• Written task:
Retype the data below without altering anything.

• Extracted information:
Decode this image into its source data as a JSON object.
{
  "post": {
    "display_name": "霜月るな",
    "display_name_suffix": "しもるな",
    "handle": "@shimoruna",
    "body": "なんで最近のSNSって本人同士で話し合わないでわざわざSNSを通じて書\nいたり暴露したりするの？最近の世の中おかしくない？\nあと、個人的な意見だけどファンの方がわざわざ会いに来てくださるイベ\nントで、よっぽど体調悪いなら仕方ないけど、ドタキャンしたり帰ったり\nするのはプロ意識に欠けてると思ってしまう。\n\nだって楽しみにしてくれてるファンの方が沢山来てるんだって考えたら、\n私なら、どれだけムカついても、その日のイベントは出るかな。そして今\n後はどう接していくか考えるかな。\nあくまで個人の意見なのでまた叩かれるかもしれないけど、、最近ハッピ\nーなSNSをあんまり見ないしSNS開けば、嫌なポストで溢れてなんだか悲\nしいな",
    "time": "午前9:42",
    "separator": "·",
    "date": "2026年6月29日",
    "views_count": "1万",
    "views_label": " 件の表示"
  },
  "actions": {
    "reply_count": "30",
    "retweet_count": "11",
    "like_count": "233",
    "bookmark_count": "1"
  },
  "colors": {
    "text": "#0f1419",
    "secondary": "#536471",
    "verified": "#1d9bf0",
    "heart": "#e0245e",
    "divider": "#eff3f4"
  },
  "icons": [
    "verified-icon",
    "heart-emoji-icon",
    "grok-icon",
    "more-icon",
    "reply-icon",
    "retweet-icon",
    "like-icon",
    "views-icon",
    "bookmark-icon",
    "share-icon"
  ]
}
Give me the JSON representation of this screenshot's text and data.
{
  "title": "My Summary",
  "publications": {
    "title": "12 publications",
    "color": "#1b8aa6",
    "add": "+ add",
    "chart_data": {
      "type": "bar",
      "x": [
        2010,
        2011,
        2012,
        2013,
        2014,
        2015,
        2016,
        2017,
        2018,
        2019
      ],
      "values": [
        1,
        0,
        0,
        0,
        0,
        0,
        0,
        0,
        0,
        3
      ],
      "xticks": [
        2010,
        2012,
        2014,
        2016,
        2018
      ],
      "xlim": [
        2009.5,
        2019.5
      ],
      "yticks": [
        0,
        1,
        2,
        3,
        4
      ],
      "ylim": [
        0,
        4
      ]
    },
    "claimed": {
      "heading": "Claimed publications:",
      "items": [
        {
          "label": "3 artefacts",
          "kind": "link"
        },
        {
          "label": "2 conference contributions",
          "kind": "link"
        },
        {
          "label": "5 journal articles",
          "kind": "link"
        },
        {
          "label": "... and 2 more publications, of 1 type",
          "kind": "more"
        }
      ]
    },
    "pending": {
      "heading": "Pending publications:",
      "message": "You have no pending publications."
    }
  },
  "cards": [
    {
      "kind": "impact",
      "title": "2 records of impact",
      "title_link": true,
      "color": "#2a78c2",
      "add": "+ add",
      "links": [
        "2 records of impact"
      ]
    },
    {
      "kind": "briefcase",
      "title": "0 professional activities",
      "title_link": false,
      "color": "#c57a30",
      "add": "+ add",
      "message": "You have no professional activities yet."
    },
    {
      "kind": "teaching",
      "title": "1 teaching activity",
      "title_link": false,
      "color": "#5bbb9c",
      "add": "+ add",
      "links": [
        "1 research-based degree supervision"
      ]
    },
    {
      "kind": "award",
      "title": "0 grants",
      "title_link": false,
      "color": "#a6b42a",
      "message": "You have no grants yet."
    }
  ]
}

• Output below:
Decode this image into its source data as a JSON object.
{
  "post": {
    "display_name": "霜月るな",
    "display_name_suffix": "しもるな",
    "handle": "@shimoruna",
    "body": "なんで最近のSNSって本人同士で話し合わないでわざわざSNSを通じて書\nいたり暴露したりするの？最近の世の中おかしくない？\nあと、個人的な意見だけどファンの方がわざわざ会いに来てくださるイベ\nントで、よっぽど体調悪いなら仕方ないけど、ドタキャンしたり帰ったり\nするのはプロ意識に欠けてると思ってしまう。\n\nだって楽しみにしてくれてるファンの方が沢山来てるんだって考えたら、\n私なら、どれだけムカついても、その日のイベントは出るかな。そして今\n後はどう接していくか考えるかな。\nあくまで個人の意見なのでまた叩かれるかもしれないけど、、最近ハッピ\nーなSNSをあんまり見ないしSNS開けば、嫌なポストで溢れてなんだか悲\nしいな",
    "time": "午前9:42",
    "separator": "·",
    "date": "2026年6月29日",
    "views_count": "1万",
    "views_label": " 件の表示"
  },
  "actions": {
    "reply_count": "30",
    "retweet_count": "11",
    "like_count": "233",
    "bookmark_count": "1"
  },
  "colors": {
    "text": "#0f1419",
    "secondary": "#536471",
    "verified": "#1d9bf0",
    "heart": "#e0245e",
    "divider": "#eff3f4"
  },
  "icons": [
    "verified-icon",
    "heart-emoji-icon",
    "grok-icon",
    "more-icon",
    "reply-icon",
    "retweet-icon",
    "like-icon",
    "views-icon",
    "bookmark-icon",
    "share-icon"
  ]
}
Give me the JSON representation of this screenshot's text and data.
{
  "title": "My Summary",
  "publications": {
    "title": "12 publications",
    "color": "#1b8aa6",
    "add": "+ add",
    "chart_data": {
      "type": "bar",
      "x": [
        2010,
        2011,
        2012,
        2013,
        2014,
        2015,
        2016,
        2017,
        2018,
        2019
      ],
      "values": [
        1,
        0,
        0,
        0,
        0,
        0,
        0,
        0,
        0,
        3
      ],
      "xticks": [
        2010,
        2012,
        2014,
        2016,
        2018
      ],
      "xlim": [
        2009.5,
        2019.5
      ],
      "yticks": [
        0,
        1,
        2,
        3,
        4
      ],
      "ylim": [
        0,
        4
      ]
    },
    "claimed": {
      "heading": "Claimed publications:",
      "items": [
        {
          "label": "3 artefacts",
          "kind": "link"
        },
        {
          "label": "2 conference contributions",
          "kind": "link"
        },
        {
          "label": "5 journal articles",
          "kind": "link"
        },
        {
          "label": "... and 2 more publications, of 1 type",
          "kind": "more"
        }
      ]
    },
    "pending": {
      "heading": "Pending publications:",
      "message": "You have no pending publications."
    }
  },
  "cards": [
    {
      "kind": "impact",
      "title": "2 records of impact",
      "title_link": true,
      "color": "#2a78c2",
      "add": "+ add",
      "links": [
        "2 records of impact"
      ]
    },
    {
      "kind": "briefcase",
      "title": "0 professional activities",
      "title_link": false,
      "color": "#c57a30",
      "add": "+ add",
      "message": "You have no professional activities yet."
    },
    {
      "kind": "teaching",
      "title": "1 teaching activity",
      "title_link": false,
      "color": "#5bbb9c",
      "add": "+ add",
      "links": [
        "1 research-based degree supervision"
      ]
    },
    {
      "kind": "award",
      "title": "0 grants",
      "title_link": false,
      "color": "#a6b42a",
      "message": "You have no grants yet."
    }
  ]
}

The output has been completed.